[Figure contents as structured data]

※ ※ ※

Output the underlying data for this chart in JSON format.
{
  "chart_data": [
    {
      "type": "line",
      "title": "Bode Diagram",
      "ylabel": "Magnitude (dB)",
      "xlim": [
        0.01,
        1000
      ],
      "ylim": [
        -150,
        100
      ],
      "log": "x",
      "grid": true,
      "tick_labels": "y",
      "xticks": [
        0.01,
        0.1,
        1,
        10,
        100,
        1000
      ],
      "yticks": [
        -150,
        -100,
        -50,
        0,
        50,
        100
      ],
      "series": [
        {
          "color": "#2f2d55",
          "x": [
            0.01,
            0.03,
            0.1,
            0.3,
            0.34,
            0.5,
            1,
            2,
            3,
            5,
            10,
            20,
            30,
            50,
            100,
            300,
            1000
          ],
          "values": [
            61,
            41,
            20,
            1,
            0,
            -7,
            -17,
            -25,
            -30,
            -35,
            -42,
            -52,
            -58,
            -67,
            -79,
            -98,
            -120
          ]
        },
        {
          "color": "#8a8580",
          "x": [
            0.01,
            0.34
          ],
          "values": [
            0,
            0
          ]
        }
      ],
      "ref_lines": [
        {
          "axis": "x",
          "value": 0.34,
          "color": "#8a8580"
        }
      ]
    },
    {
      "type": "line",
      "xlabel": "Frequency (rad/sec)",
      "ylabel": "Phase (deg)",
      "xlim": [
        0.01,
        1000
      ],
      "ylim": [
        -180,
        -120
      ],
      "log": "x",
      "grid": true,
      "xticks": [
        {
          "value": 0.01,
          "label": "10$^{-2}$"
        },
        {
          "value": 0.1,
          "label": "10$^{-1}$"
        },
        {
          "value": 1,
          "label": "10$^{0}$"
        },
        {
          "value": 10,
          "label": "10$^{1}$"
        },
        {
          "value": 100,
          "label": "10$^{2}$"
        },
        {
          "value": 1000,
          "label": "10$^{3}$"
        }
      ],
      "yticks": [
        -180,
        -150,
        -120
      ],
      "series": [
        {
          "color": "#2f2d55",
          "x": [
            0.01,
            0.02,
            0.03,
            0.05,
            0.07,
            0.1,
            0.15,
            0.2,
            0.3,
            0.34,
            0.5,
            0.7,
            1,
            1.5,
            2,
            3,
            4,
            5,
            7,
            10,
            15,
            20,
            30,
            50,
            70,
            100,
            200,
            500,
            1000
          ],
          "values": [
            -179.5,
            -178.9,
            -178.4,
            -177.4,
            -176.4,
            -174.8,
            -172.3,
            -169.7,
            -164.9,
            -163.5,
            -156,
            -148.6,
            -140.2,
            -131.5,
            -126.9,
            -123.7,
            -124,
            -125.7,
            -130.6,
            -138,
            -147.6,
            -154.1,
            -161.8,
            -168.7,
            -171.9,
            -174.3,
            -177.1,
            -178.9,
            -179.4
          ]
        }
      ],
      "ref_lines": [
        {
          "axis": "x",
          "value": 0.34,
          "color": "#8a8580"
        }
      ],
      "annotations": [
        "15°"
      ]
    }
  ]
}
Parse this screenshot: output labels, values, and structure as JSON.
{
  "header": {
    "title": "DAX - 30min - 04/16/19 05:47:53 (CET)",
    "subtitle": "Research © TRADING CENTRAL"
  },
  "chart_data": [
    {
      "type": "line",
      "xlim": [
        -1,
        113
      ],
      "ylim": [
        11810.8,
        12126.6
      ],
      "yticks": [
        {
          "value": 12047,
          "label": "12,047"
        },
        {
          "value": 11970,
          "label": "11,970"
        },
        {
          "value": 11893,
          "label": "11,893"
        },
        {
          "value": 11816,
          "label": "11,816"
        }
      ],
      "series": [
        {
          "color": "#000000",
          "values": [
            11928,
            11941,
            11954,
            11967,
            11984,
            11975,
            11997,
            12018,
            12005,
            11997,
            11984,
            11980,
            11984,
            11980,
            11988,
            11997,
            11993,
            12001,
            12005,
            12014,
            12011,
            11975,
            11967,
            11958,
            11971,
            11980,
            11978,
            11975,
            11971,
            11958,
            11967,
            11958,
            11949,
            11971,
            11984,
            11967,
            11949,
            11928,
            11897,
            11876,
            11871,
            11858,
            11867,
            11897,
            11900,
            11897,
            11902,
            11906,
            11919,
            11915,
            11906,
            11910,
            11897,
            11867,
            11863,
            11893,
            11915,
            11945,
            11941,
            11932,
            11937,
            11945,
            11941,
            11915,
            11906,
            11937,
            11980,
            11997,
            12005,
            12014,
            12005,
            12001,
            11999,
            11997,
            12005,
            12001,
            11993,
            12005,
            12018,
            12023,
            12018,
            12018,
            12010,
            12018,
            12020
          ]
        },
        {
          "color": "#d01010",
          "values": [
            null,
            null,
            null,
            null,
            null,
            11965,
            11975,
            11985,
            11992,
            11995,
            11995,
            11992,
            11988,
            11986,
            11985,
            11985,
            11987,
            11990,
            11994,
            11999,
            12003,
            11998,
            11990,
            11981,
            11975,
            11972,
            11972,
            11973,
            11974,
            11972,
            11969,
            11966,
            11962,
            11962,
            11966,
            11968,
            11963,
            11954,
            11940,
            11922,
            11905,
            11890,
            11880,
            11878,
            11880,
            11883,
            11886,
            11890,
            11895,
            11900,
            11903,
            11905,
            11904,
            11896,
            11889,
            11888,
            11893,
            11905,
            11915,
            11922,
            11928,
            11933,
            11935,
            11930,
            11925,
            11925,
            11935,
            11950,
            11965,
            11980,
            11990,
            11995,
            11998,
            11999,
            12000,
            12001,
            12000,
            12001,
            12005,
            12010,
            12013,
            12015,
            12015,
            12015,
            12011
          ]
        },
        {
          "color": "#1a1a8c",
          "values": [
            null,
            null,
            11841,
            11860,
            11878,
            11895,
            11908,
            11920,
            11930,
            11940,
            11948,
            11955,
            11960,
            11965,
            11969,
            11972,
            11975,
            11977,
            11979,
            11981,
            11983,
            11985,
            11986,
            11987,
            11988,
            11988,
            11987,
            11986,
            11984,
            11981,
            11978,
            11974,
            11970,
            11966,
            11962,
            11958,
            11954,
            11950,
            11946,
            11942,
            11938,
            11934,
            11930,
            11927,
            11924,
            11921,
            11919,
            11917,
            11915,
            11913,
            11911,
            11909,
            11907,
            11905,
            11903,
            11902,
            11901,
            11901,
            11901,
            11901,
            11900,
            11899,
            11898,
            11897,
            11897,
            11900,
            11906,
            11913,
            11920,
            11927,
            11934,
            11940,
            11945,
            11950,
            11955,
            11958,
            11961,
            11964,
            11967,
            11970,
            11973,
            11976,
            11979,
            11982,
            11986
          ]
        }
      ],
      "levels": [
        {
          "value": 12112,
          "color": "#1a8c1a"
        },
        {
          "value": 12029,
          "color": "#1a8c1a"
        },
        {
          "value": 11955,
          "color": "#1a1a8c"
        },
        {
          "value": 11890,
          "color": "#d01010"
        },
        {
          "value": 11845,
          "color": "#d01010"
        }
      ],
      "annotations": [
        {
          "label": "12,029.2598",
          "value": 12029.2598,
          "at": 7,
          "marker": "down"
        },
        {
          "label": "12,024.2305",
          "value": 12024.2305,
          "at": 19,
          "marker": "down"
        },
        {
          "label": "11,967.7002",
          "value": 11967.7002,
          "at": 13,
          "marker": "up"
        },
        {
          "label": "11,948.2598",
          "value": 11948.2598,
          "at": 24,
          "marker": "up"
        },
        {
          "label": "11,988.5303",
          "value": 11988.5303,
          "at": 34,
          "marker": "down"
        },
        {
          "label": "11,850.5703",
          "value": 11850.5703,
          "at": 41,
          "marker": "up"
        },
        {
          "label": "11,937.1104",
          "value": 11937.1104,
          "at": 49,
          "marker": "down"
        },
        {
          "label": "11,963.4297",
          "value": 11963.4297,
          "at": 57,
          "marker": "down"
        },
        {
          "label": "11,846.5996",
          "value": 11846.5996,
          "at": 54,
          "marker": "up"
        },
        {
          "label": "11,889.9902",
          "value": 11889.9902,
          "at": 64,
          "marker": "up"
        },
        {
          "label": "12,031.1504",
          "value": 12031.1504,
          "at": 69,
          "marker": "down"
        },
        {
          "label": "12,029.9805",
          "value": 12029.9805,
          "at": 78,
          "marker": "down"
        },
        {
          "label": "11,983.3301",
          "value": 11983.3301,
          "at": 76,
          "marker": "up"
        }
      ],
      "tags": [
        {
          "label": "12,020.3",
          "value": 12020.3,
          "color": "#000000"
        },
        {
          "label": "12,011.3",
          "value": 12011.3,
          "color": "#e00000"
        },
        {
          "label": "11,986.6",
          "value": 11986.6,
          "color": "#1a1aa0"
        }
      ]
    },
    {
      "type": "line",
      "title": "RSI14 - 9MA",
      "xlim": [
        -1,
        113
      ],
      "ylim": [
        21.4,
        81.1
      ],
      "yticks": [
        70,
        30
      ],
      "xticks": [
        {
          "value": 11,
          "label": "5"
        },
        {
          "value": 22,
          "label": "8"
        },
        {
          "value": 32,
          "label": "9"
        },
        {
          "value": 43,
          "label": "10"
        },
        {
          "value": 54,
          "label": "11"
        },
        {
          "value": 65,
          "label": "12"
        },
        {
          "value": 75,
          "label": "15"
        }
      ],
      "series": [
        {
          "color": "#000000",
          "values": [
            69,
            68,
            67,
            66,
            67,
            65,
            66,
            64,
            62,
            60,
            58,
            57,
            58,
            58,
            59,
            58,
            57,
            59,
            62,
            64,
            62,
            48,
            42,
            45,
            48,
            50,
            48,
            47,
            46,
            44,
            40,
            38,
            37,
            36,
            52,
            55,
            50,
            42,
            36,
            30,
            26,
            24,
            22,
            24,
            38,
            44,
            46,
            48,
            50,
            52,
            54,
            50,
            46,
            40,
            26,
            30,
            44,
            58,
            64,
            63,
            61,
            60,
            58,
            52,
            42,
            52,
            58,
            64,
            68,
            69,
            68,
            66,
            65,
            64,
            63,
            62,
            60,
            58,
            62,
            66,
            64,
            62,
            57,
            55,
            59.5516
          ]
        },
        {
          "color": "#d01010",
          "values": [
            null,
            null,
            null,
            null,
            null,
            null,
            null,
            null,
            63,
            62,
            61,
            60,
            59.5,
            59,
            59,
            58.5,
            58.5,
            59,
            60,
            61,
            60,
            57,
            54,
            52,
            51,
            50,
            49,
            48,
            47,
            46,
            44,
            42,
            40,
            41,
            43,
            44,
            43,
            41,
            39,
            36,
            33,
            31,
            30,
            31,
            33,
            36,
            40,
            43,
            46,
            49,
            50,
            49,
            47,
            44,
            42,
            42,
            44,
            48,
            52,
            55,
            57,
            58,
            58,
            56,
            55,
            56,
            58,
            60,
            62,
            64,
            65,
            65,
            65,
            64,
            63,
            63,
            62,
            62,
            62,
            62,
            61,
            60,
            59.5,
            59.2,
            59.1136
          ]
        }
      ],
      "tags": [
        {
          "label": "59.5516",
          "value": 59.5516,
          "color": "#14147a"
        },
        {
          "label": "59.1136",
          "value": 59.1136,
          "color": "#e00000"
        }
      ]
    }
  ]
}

※ ※ ※

Task prompt
Find the word "this" in the data and copy out each line where it turns up.

Response
Output the underlying data for this chart in JSON format.
Parse this screenshot: output labels, values, and structure as JSON.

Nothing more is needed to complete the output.